■ SET PROBLEM
Reproduce all the entries exactly.

■ PROVIDED ENTRIES
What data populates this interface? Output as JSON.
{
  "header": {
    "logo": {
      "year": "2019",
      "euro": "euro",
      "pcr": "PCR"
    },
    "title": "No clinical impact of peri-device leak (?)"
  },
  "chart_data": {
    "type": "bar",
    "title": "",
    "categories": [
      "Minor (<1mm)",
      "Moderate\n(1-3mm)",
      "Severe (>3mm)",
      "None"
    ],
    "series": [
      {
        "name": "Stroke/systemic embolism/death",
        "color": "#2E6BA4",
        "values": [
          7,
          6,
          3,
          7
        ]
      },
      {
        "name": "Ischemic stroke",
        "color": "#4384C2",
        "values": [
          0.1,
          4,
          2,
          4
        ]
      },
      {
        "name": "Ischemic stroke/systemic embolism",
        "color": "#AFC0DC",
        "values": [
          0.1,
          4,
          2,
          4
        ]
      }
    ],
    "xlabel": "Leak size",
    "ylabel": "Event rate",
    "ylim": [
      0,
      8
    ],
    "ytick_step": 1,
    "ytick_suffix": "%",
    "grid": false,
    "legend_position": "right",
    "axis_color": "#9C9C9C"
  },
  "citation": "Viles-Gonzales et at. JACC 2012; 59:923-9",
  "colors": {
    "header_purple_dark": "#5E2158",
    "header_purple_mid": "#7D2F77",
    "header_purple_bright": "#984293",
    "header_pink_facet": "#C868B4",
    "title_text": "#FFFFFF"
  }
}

■ OUTPUT FOR THIS EXERCISE
What data populates this interface? Output as JSON.
{
  "header": {
    "logo": {
      "year": "2019",
      "euro": "euro",
      "pcr": "PCR"
    },
    "title": "No clinical impact of peri-device leak (?)"
  },
  "chart_data": {
    "type": "bar",
    "title": "",
    "categories": [
      "Minor (<1mm)",
      "Moderate\n(1-3mm)",
      "Severe (>3mm)",
      "None"
    ],
    "series": [
      {
        "name": "Stroke/systemic embolism/death",
        "color": "#2E6BA4",
        "values": [
          7,
          6,
          3,
          7
        ]
      },
      {
        "name": "Ischemic stroke",
        "color": "#4384C2",
        "values": [
          0.1,
          4,
          2,
          4
        ]
      },
      {
        "name": "Ischemic stroke/systemic embolism",
        "color": "#AFC0DC",
        "values": [
          0.1,
          4,
          2,
          4
        ]
      }
    ],
    "xlabel": "Leak size",
    "ylabel": "Event rate",
    "ylim": [
      0,
      8
    ],
    "ytick_step": 1,
    "ytick_suffix": "%",
    "grid": false,
    "legend_position": "right",
    "axis_color": "#9C9C9C"
  },
  "citation": "Viles-Gonzales et at. JACC 2012; 59:923-9",
  "colors": {
    "header_purple_dark": "#5E2158",
    "header_purple_mid": "#7D2F77",
    "header_purple_bright": "#984293",
    "header_pink_facet": "#C868B4",
    "title_text": "#FFFFFF"
  }
}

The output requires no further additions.